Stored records

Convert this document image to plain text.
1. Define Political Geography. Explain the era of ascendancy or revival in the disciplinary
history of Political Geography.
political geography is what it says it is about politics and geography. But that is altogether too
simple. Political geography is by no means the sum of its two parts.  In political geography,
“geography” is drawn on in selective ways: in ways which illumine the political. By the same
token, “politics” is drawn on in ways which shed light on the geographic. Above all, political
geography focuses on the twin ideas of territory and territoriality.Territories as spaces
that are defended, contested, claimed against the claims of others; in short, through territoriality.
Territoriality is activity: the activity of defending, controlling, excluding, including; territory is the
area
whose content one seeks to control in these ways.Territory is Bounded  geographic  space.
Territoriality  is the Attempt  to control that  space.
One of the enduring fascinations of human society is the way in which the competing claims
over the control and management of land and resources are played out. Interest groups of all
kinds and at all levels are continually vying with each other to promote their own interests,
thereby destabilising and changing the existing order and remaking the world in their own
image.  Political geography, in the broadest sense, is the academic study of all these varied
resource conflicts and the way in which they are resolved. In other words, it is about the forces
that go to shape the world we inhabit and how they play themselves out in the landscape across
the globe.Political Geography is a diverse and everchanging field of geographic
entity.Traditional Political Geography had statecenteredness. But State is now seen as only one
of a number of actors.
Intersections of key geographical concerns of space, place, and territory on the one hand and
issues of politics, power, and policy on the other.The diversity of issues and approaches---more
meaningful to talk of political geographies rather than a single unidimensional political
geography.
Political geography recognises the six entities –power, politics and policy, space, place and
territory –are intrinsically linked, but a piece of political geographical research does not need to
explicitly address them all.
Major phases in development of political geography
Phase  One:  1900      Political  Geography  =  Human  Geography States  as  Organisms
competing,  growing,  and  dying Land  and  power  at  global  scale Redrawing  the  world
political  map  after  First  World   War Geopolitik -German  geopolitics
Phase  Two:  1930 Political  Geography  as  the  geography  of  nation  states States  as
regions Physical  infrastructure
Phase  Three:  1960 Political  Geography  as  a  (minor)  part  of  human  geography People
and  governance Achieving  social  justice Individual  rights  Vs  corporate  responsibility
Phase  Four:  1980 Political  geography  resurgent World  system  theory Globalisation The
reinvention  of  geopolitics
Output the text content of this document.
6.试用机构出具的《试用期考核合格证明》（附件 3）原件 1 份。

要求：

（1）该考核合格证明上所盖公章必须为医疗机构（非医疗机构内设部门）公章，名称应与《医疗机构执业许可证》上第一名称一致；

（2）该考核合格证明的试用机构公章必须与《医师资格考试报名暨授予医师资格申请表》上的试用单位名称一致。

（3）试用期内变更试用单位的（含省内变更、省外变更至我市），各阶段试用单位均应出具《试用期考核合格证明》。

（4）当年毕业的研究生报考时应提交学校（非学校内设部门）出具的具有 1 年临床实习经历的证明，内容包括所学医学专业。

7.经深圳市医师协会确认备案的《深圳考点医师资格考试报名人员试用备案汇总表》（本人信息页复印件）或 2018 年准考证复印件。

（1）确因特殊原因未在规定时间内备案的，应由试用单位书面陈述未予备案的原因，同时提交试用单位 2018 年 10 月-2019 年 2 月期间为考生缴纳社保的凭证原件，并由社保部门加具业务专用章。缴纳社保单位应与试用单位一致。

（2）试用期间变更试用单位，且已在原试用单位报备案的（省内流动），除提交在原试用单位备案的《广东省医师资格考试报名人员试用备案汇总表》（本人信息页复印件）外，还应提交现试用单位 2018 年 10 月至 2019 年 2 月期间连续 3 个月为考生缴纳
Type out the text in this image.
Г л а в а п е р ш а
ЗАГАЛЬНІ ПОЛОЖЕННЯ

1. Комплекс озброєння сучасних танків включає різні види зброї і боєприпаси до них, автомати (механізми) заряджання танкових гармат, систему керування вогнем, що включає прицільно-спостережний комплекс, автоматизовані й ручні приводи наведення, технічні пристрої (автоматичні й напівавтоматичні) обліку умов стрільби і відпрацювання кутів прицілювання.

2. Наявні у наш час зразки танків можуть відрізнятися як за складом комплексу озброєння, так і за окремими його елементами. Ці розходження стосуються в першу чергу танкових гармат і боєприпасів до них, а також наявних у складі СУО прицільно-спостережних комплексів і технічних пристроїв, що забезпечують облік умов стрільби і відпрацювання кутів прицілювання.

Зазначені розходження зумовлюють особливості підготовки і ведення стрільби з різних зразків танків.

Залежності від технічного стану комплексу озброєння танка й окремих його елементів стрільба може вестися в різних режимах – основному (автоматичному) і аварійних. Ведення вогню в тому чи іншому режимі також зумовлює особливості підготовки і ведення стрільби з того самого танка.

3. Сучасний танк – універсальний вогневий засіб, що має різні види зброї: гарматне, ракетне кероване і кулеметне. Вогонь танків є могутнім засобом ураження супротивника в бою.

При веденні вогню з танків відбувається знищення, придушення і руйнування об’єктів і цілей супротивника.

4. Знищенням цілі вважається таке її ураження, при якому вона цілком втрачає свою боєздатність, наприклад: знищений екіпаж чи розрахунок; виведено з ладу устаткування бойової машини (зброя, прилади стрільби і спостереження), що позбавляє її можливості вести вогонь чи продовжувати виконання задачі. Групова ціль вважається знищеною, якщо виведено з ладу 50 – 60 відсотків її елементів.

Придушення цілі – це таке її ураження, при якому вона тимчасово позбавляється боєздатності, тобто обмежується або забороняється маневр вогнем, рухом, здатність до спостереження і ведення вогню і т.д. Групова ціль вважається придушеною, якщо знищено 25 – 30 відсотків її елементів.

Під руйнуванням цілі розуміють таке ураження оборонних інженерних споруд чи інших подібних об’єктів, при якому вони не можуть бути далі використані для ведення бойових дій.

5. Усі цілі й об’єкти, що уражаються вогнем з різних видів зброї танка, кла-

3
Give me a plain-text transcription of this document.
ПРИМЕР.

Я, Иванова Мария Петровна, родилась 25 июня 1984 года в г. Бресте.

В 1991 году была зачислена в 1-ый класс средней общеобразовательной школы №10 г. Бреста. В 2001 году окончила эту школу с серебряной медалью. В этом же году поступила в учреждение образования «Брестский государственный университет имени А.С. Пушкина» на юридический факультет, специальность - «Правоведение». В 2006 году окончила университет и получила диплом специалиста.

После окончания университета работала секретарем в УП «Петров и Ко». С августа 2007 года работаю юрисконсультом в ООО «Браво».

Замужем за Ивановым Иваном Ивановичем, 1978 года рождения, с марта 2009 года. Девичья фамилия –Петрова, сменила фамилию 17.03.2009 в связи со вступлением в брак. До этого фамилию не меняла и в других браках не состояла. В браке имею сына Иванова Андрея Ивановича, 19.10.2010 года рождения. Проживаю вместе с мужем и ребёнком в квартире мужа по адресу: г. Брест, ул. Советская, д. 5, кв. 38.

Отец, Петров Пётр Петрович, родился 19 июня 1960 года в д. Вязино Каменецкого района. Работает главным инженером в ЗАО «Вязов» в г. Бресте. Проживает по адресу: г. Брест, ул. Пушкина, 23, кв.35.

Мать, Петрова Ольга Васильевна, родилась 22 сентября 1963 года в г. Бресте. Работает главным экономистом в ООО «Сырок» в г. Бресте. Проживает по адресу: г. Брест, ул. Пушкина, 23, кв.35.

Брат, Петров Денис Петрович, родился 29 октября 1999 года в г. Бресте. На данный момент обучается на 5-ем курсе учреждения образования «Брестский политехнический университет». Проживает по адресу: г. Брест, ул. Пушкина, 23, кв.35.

◆ Given task: How many lines in the records above contain the word "this"? Reply with the number and nothing more.

◆ Result below: 4